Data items
━━━━━━━━━━━━━━━━

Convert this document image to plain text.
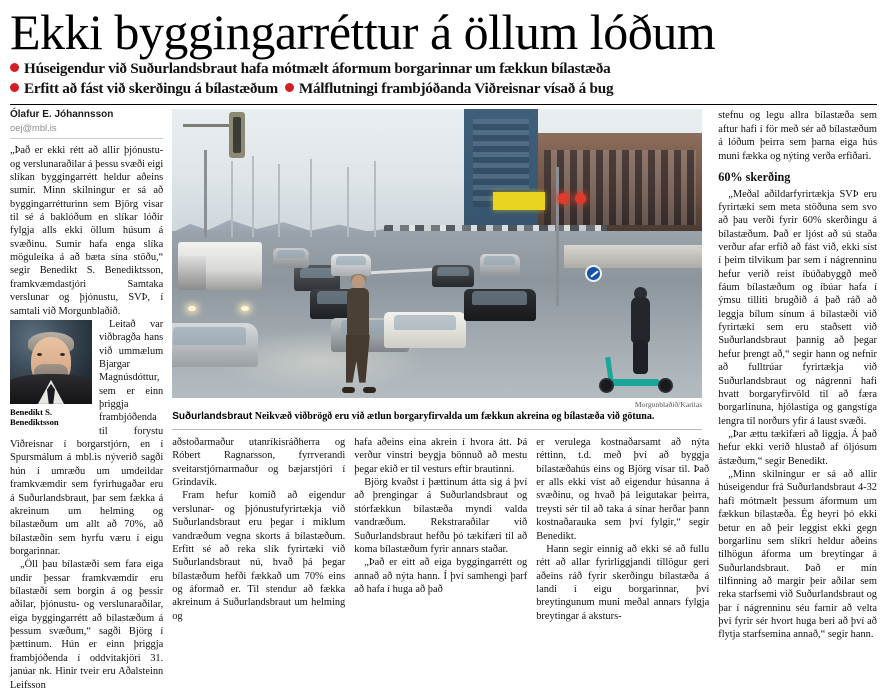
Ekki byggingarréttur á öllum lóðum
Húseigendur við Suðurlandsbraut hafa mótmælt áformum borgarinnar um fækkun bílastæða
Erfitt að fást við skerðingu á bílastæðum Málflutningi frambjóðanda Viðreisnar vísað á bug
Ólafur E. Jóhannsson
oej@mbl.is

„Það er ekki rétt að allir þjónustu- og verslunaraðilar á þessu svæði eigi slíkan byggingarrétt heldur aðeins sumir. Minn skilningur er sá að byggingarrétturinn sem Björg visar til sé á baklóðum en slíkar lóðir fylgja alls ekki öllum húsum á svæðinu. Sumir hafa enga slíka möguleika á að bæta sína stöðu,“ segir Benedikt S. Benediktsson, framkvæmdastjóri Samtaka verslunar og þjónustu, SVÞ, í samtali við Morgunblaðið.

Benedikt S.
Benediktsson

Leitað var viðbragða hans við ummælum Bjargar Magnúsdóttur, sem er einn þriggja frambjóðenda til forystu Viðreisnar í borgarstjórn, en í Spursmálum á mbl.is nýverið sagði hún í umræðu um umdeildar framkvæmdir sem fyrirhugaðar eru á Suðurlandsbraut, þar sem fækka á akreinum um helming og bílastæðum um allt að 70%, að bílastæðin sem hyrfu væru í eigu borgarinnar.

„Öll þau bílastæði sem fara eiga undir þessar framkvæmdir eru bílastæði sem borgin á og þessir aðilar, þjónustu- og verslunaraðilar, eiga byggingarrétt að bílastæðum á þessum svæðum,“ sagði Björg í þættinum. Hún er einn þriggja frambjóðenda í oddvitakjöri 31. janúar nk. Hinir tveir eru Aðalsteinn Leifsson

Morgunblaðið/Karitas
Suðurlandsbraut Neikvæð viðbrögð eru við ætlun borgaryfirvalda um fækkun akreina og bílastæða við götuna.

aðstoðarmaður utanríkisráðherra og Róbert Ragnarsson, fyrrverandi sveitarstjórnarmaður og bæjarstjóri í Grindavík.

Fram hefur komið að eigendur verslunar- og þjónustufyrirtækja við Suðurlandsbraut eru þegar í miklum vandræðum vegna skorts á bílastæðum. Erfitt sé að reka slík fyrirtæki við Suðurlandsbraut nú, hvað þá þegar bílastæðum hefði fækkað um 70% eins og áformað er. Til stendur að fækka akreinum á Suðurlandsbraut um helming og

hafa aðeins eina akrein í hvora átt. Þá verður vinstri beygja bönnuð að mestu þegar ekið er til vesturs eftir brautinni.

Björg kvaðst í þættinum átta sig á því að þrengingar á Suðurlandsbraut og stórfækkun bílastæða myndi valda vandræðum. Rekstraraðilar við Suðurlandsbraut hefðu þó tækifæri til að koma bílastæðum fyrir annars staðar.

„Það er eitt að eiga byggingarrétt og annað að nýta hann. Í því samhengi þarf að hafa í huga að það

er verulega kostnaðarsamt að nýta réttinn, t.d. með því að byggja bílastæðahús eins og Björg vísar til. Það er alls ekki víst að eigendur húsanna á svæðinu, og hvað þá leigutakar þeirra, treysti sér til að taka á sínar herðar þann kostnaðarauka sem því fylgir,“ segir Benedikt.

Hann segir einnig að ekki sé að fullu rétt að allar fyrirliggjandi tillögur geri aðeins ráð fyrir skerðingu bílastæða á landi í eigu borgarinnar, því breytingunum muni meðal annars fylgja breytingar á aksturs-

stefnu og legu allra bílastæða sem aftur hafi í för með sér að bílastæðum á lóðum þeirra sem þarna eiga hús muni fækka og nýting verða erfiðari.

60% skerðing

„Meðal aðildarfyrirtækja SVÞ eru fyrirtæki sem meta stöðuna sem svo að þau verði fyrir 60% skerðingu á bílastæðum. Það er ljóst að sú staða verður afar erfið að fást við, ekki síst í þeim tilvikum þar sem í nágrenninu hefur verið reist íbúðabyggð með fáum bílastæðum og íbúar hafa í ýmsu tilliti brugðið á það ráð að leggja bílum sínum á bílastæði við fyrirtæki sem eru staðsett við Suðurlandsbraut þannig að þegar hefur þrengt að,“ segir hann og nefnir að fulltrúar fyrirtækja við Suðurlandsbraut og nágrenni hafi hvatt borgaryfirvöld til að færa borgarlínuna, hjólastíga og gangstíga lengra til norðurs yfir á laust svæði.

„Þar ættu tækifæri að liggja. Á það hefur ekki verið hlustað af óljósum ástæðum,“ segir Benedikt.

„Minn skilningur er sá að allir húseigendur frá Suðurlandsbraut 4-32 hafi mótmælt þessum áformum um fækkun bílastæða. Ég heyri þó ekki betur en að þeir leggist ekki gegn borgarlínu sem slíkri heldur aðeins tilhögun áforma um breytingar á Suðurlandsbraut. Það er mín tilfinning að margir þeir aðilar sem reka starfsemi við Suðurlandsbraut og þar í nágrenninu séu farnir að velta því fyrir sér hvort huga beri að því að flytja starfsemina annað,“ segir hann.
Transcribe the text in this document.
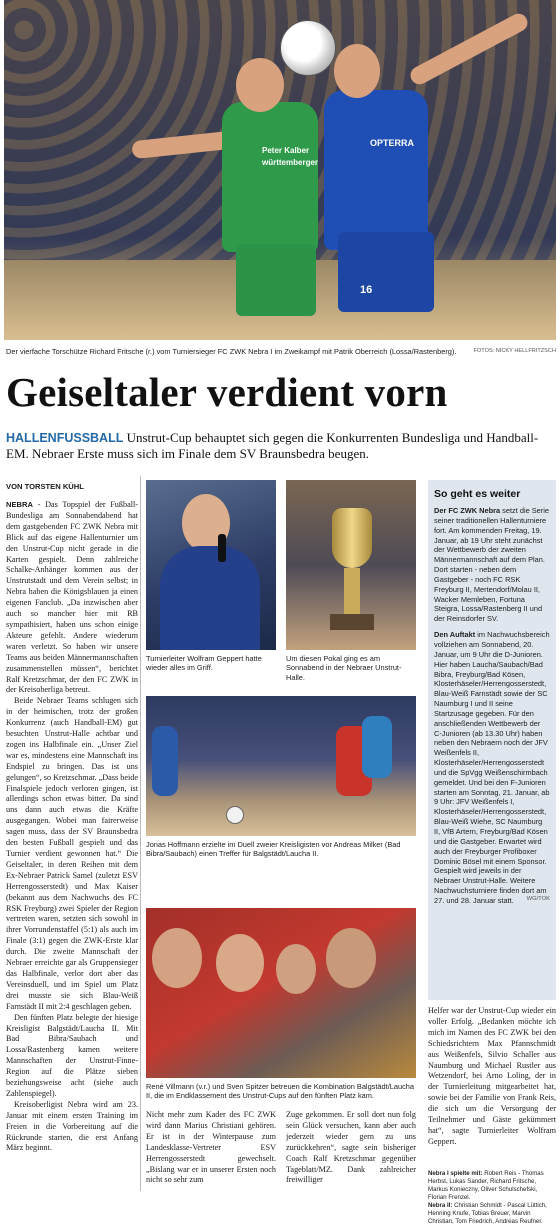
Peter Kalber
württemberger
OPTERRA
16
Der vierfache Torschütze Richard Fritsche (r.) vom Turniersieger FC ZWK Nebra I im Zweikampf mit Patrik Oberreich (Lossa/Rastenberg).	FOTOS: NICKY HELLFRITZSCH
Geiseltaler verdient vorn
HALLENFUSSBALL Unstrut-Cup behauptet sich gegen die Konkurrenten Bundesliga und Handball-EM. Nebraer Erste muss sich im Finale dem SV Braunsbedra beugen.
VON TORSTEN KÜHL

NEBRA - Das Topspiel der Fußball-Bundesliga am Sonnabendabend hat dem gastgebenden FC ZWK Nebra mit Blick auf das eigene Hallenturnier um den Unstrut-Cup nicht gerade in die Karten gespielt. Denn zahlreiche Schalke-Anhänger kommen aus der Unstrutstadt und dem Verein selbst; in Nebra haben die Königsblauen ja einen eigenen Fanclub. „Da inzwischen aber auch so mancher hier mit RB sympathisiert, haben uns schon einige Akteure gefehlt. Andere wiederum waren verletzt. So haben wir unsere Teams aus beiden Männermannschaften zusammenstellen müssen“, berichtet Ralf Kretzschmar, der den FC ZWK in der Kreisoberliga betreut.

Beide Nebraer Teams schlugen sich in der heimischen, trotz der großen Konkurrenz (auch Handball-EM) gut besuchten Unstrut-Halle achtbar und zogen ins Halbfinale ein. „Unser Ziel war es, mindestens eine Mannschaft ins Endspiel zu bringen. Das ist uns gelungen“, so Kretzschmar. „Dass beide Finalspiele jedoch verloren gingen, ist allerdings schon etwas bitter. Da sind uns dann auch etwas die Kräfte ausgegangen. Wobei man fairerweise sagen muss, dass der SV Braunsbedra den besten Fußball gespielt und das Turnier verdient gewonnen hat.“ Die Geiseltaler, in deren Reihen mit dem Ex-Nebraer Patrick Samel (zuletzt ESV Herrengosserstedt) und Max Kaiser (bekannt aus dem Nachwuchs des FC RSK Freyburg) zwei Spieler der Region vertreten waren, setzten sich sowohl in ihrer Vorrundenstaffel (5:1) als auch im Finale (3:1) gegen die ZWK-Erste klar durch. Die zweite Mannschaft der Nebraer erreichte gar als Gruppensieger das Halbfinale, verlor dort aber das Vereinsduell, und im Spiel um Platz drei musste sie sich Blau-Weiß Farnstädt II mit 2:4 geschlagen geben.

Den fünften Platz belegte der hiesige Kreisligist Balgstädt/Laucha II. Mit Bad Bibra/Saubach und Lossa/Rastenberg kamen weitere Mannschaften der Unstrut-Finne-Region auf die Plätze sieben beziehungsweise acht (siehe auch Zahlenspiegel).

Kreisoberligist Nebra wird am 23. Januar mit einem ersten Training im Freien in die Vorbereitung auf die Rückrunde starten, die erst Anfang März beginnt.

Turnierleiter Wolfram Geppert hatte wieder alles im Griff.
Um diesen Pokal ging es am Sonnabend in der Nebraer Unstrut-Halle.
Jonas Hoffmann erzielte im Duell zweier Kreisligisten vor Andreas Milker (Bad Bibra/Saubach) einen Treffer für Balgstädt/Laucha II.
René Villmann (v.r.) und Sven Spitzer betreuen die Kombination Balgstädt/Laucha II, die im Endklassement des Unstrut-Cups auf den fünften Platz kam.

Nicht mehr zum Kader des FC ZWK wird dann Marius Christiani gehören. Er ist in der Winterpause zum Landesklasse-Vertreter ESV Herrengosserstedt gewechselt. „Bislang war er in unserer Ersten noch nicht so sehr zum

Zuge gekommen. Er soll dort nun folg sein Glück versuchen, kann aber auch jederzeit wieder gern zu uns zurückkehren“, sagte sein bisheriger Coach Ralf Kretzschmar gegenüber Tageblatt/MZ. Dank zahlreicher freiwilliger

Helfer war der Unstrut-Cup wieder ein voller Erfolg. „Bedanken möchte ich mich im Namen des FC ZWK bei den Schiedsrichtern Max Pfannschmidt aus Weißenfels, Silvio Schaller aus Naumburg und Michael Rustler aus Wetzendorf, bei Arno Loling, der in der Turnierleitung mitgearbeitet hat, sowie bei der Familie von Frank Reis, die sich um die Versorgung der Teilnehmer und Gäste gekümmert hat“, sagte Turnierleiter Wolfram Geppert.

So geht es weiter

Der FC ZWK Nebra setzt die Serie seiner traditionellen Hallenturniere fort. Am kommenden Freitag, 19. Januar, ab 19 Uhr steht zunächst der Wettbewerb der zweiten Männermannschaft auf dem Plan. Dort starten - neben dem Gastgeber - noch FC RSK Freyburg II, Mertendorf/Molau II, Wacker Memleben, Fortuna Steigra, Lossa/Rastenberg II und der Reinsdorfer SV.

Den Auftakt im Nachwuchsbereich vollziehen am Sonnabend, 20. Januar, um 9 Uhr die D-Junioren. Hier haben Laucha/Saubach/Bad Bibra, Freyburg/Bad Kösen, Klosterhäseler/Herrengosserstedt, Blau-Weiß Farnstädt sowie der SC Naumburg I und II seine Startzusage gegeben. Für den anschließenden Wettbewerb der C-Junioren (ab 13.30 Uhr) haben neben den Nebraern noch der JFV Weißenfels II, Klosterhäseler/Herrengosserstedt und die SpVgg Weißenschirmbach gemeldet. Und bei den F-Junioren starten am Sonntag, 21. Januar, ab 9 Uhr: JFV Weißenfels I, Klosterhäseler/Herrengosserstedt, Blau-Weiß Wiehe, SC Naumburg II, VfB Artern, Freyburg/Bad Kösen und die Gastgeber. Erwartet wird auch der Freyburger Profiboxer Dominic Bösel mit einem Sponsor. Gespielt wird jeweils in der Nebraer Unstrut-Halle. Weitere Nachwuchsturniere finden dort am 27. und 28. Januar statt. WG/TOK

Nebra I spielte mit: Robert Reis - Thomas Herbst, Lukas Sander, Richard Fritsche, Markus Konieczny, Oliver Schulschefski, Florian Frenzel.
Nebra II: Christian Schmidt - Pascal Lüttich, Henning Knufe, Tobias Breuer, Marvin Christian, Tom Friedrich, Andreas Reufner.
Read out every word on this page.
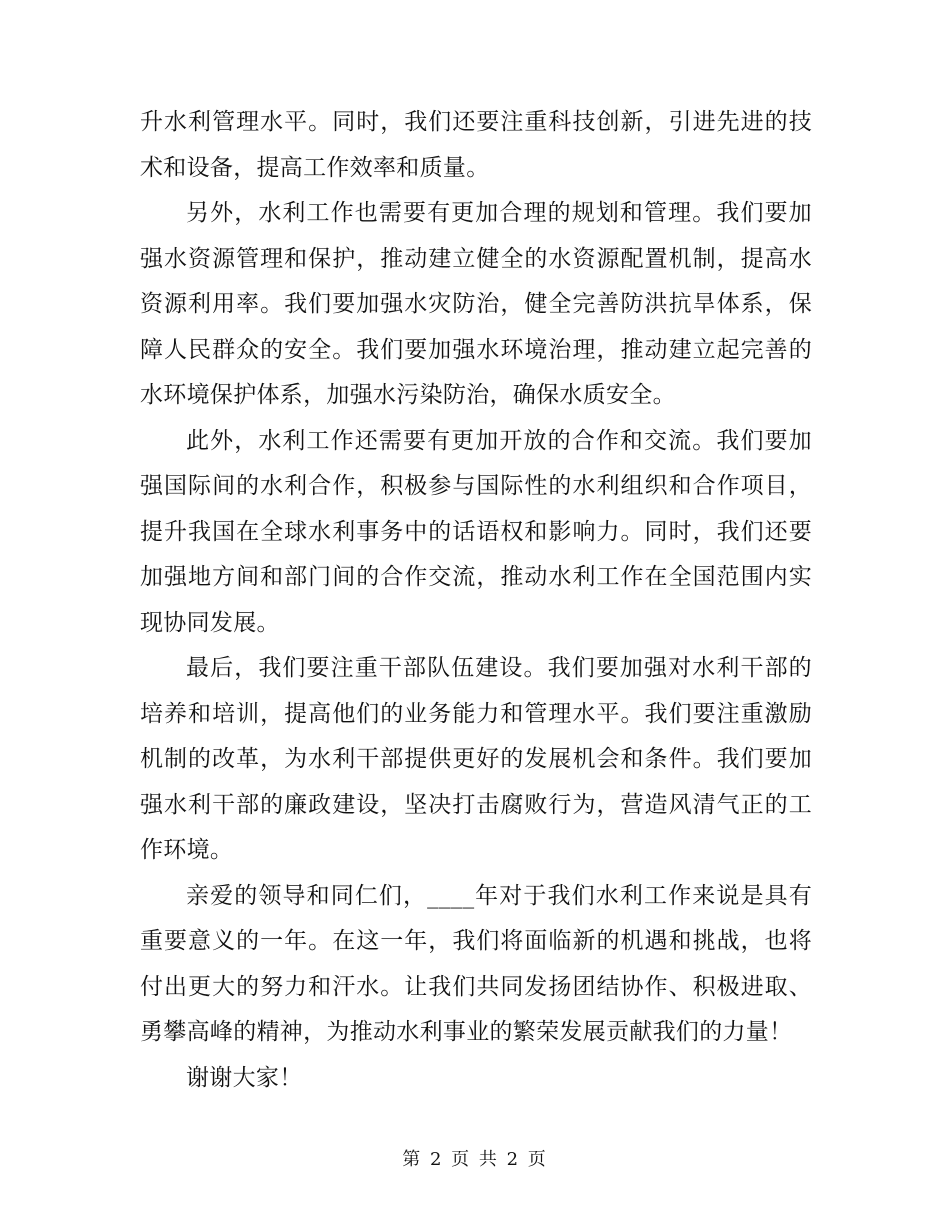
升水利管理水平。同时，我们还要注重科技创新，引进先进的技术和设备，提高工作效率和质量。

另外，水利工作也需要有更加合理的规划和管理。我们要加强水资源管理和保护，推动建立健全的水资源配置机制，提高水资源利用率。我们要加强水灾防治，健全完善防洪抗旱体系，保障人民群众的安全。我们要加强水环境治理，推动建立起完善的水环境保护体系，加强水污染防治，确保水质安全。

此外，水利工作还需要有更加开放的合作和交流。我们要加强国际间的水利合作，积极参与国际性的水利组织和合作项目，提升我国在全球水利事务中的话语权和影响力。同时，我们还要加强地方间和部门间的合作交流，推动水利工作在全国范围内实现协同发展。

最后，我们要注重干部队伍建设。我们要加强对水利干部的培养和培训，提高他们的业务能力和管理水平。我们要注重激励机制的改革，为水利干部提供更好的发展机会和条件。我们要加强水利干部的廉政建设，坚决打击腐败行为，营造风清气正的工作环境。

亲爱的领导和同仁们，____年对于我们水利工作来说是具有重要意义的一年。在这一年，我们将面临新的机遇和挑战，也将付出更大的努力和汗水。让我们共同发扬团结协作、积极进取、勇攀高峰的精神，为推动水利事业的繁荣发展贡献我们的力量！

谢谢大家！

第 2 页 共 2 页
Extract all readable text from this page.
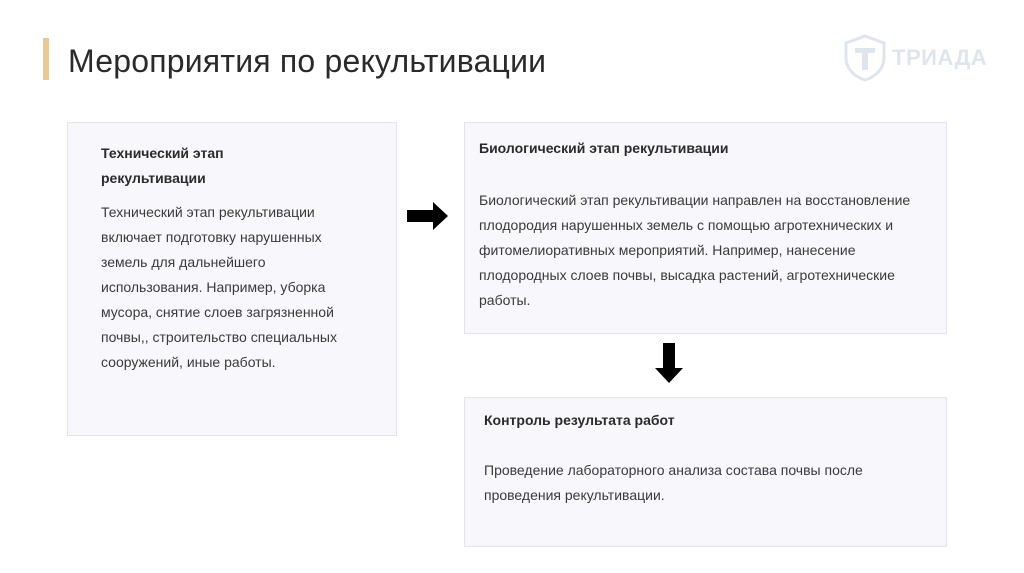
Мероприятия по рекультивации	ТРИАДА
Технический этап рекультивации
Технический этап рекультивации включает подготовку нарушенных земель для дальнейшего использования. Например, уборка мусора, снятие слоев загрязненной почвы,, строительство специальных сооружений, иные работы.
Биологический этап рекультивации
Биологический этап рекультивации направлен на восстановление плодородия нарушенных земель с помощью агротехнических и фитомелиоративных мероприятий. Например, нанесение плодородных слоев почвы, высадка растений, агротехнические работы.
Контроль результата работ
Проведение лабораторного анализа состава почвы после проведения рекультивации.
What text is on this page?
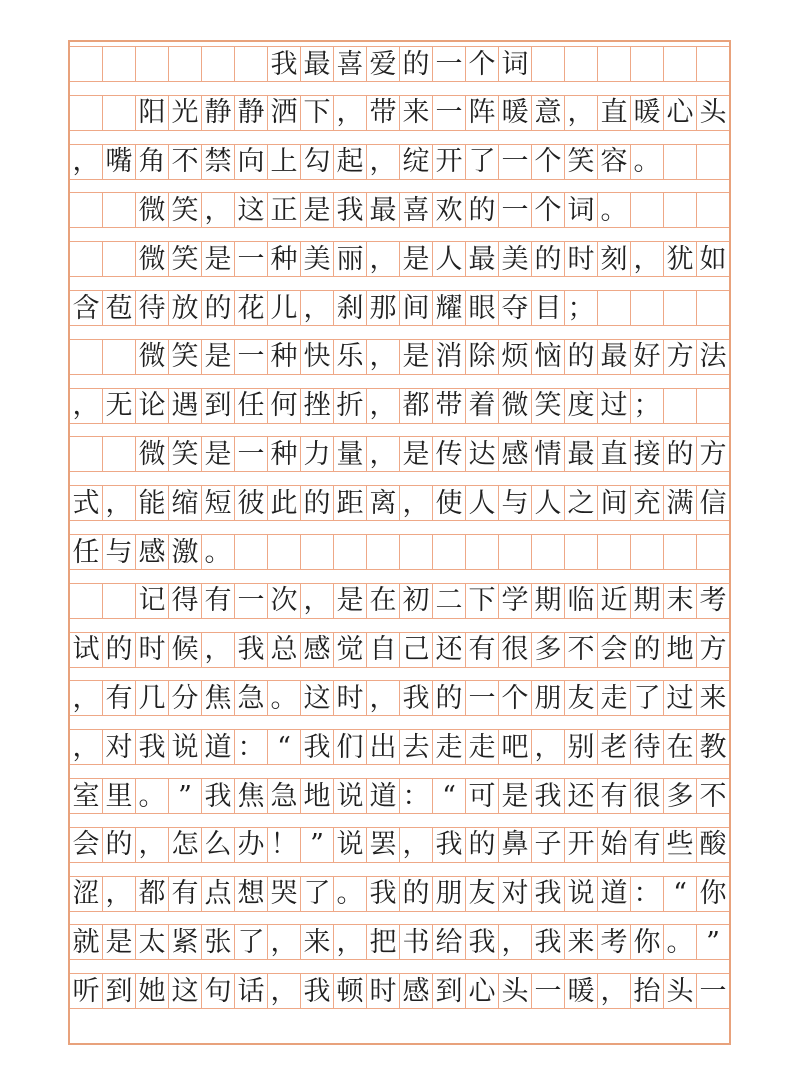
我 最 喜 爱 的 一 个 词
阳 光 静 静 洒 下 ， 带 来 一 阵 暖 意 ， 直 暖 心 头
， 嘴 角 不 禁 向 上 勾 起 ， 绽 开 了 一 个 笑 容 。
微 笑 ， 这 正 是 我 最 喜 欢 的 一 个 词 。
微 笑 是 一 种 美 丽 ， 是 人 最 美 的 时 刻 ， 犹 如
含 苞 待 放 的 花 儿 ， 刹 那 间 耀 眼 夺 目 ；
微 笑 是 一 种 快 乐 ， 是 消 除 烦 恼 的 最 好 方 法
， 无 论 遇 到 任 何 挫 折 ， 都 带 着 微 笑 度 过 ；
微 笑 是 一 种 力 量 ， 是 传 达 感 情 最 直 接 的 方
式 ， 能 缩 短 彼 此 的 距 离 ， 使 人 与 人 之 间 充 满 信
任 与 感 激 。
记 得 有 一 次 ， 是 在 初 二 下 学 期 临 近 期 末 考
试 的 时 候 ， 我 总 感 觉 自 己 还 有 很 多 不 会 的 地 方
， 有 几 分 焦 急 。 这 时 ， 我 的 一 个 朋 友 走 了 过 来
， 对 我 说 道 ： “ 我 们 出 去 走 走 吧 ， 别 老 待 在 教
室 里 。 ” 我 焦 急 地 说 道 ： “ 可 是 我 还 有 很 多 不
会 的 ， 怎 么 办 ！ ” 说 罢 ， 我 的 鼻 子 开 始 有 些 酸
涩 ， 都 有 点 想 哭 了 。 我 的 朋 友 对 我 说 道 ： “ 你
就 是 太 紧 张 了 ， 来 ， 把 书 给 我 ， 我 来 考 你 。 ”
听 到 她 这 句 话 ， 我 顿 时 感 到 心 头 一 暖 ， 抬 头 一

━━━━━━━━━━━━━━━━

- _WORK TO COMPLETE_: Your output should consist solely of the lines from the line containing "Extract all readable text from this page." through the end of the data above, copied exactly, with images removed.

- _SOLUTION_:
Extract all readable text from this page.
Мероприятия по рекультивации	ТРИАДА
Технический этап рекультивации
Технический этап рекультивации включает подготовку нарушенных земель для дальнейшего использования. Например, уборка мусора, снятие слоев загрязненной почвы,, строительство специальных сооружений, иные работы.
Биологический этап рекультивации
Биологический этап рекультивации направлен на восстановление плодородия нарушенных земель с помощью агротехнических и фитомелиоративных мероприятий. Например, нанесение плодородных слоев почвы, высадка растений, агротехнические работы.
Контроль результата работ
Проведение лабораторного анализа состава почвы после проведения рекультивации.
What text is on this page?
我 最 喜 爱 的 一 个 词
阳 光 静 静 洒 下 ， 带 来 一 阵 暖 意 ， 直 暖 心 头
， 嘴 角 不 禁 向 上 勾 起 ， 绽 开 了 一 个 笑 容 。
微 笑 ， 这 正 是 我 最 喜 欢 的 一 个 词 。
微 笑 是 一 种 美 丽 ， 是 人 最 美 的 时 刻 ， 犹 如
含 苞 待 放 的 花 儿 ， 刹 那 间 耀 眼 夺 目 ；
微 笑 是 一 种 快 乐 ， 是 消 除 烦 恼 的 最 好 方 法
， 无 论 遇 到 任 何 挫 折 ， 都 带 着 微 笑 度 过 ；
微 笑 是 一 种 力 量 ， 是 传 达 感 情 最 直 接 的 方
式 ， 能 缩 短 彼 此 的 距 离 ， 使 人 与 人 之 间 充 满 信
任 与 感 激 。
记 得 有 一 次 ， 是 在 初 二 下 学 期 临 近 期 末 考
试 的 时 候 ， 我 总 感 觉 自 己 还 有 很 多 不 会 的 地 方
， 有 几 分 焦 急 。 这 时 ， 我 的 一 个 朋 友 走 了 过 来
， 对 我 说 道 ： “ 我 们 出 去 走 走 吧 ， 别 老 待 在 教
室 里 。 ” 我 焦 急 地 说 道 ： “ 可 是 我 还 有 很 多 不
会 的 ， 怎 么 办 ！ ” 说 罢 ， 我 的 鼻 子 开 始 有 些 酸
涩 ， 都 有 点 想 哭 了 。 我 的 朋 友 对 我 说 道 ： “ 你
就 是 太 紧 张 了 ， 来 ， 把 书 给 我 ， 我 来 考 你 。 ”
听 到 她 这 句 话 ， 我 顿 时 感 到 心 头 一 暖 ， 抬 头 一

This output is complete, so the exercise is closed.